▶ [Task instructions] Reproduce the data below in full and exclude every picture.

(Dataset items)

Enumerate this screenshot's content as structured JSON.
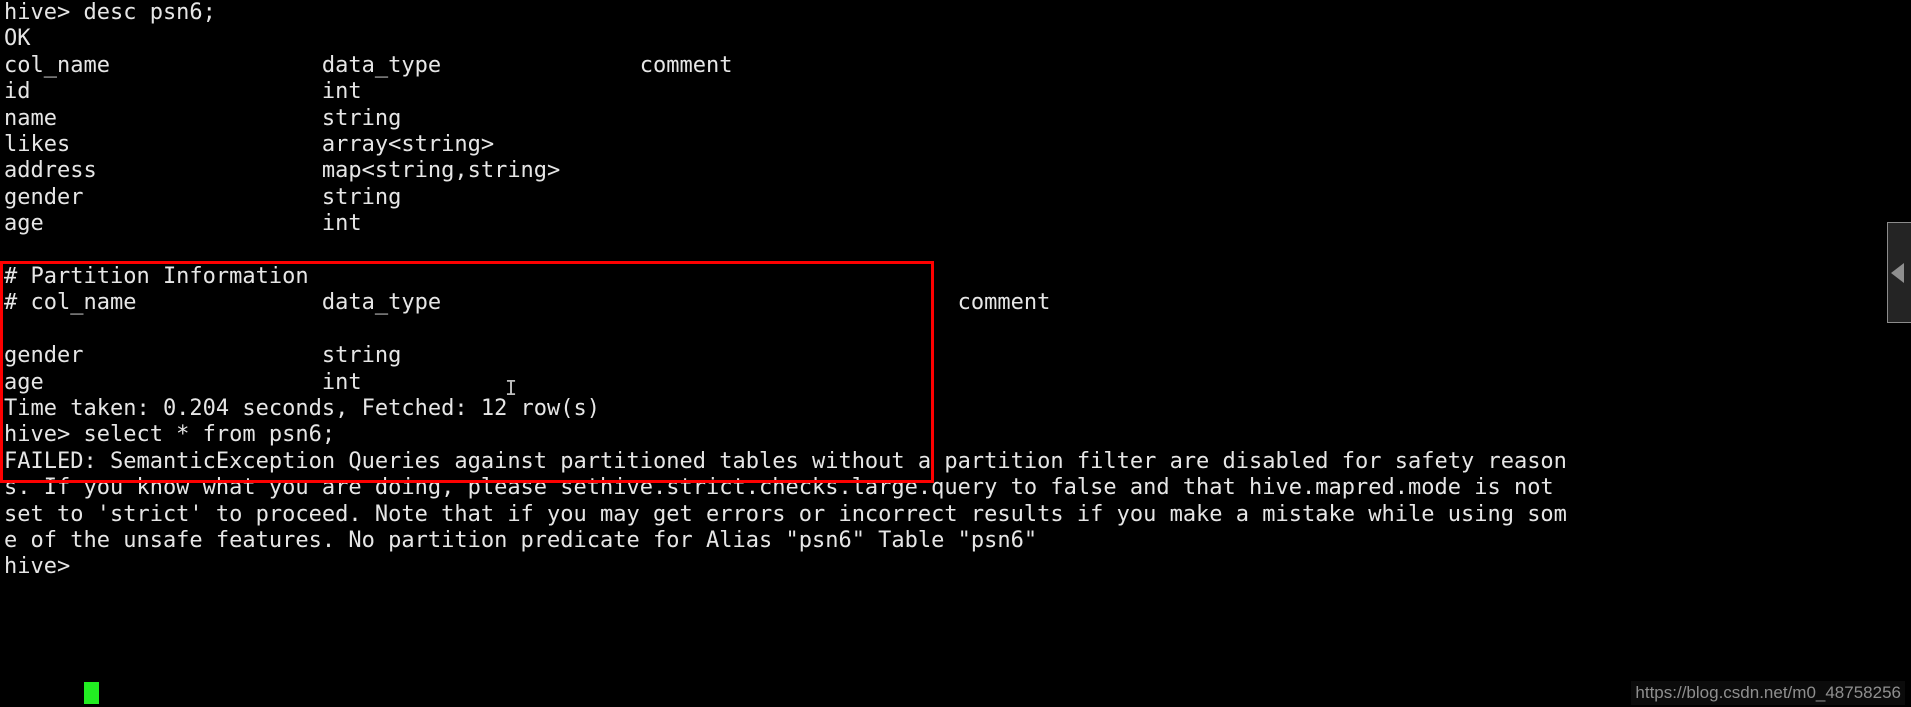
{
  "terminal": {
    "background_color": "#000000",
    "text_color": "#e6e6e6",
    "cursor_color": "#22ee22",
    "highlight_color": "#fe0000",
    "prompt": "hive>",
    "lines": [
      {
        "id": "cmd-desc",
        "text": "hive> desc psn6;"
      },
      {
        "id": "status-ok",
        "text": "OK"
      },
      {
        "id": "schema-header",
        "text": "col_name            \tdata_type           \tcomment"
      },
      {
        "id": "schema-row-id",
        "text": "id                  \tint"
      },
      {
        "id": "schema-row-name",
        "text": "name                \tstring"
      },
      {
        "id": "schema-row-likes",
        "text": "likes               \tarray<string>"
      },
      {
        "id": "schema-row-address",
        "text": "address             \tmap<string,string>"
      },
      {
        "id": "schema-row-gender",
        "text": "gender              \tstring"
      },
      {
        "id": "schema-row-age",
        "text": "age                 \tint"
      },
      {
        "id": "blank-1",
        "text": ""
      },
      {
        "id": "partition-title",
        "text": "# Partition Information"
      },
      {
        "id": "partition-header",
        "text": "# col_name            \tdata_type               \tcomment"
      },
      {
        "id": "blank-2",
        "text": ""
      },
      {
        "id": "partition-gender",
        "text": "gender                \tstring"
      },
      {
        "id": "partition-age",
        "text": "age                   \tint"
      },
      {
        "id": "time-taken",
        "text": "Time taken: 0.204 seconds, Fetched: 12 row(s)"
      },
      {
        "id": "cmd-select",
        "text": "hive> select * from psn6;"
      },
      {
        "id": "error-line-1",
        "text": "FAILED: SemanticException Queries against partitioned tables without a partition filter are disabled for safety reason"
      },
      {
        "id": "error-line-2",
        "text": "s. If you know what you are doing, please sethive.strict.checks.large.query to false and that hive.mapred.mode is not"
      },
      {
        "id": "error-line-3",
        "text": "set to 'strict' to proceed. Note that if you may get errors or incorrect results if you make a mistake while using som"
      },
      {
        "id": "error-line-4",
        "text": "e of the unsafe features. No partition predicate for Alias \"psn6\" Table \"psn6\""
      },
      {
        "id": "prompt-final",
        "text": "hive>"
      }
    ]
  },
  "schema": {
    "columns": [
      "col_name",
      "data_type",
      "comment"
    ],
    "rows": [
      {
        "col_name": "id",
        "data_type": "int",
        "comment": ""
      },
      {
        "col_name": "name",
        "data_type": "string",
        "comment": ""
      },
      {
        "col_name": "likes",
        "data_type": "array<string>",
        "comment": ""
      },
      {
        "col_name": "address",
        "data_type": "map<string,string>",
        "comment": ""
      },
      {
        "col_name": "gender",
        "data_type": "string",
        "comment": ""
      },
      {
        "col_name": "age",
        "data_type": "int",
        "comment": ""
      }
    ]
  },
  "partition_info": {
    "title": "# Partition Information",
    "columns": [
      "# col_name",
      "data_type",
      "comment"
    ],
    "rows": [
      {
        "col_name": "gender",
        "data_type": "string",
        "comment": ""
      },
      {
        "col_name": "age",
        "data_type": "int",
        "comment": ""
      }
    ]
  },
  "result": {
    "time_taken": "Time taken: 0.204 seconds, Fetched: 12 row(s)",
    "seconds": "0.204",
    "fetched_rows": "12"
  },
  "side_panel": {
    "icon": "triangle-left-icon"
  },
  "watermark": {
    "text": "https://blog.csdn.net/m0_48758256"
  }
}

▶ [The response]
Enumerate this screenshot's content as structured JSON.
{
  "terminal": {
    "background_color": "#000000",
    "text_color": "#e6e6e6",
    "cursor_color": "#22ee22",
    "highlight_color": "#fe0000",
    "prompt": "hive>",
    "lines": [
      {
        "id": "cmd-desc",
        "text": "hive> desc psn6;"
      },
      {
        "id": "status-ok",
        "text": "OK"
      },
      {
        "id": "schema-header",
        "text": "col_name            \tdata_type           \tcomment"
      },
      {
        "id": "schema-row-id",
        "text": "id                  \tint"
      },
      {
        "id": "schema-row-name",
        "text": "name                \tstring"
      },
      {
        "id": "schema-row-likes",
        "text": "likes               \tarray<string>"
      },
      {
        "id": "schema-row-address",
        "text": "address             \tmap<string,string>"
      },
      {
        "id": "schema-row-gender",
        "text": "gender              \tstring"
      },
      {
        "id": "schema-row-age",
        "text": "age                 \tint"
      },
      {
        "id": "blank-1",
        "text": ""
      },
      {
        "id": "partition-title",
        "text": "# Partition Information"
      },
      {
        "id": "partition-header",
        "text": "# col_name            \tdata_type               \tcomment"
      },
      {
        "id": "blank-2",
        "text": ""
      },
      {
        "id": "partition-gender",
        "text": "gender                \tstring"
      },
      {
        "id": "partition-age",
        "text": "age                   \tint"
      },
      {
        "id": "time-taken",
        "text": "Time taken: 0.204 seconds, Fetched: 12 row(s)"
      },
      {
        "id": "cmd-select",
        "text": "hive> select * from psn6;"
      },
      {
        "id": "error-line-1",
        "text": "FAILED: SemanticException Queries against partitioned tables without a partition filter are disabled for safety reason"
      },
      {
        "id": "error-line-2",
        "text": "s. If you know what you are doing, please sethive.strict.checks.large.query to false and that hive.mapred.mode is not"
      },
      {
        "id": "error-line-3",
        "text": "set to 'strict' to proceed. Note that if you may get errors or incorrect results if you make a mistake while using som"
      },
      {
        "id": "error-line-4",
        "text": "e of the unsafe features. No partition predicate for Alias \"psn6\" Table \"psn6\""
      },
      {
        "id": "prompt-final",
        "text": "hive>"
      }
    ]
  },
  "schema": {
    "columns": [
      "col_name",
      "data_type",
      "comment"
    ],
    "rows": [
      {
        "col_name": "id",
        "data_type": "int",
        "comment": ""
      },
      {
        "col_name": "name",
        "data_type": "string",
        "comment": ""
      },
      {
        "col_name": "likes",
        "data_type": "array<string>",
        "comment": ""
      },
      {
        "col_name": "address",
        "data_type": "map<string,string>",
        "comment": ""
      },
      {
        "col_name": "gender",
        "data_type": "string",
        "comment": ""
      },
      {
        "col_name": "age",
        "data_type": "int",
        "comment": ""
      }
    ]
  },
  "partition_info": {
    "title": "# Partition Information",
    "columns": [
      "# col_name",
      "data_type",
      "comment"
    ],
    "rows": [
      {
        "col_name": "gender",
        "data_type": "string",
        "comment": ""
      },
      {
        "col_name": "age",
        "data_type": "int",
        "comment": ""
      }
    ]
  },
  "result": {
    "time_taken": "Time taken: 0.204 seconds, Fetched: 12 row(s)",
    "seconds": "0.204",
    "fetched_rows": "12"
  },
  "side_panel": {
    "icon": "triangle-left-icon"
  },
  "watermark": {
    "text": "https://blog.csdn.net/m0_48758256"
  }
}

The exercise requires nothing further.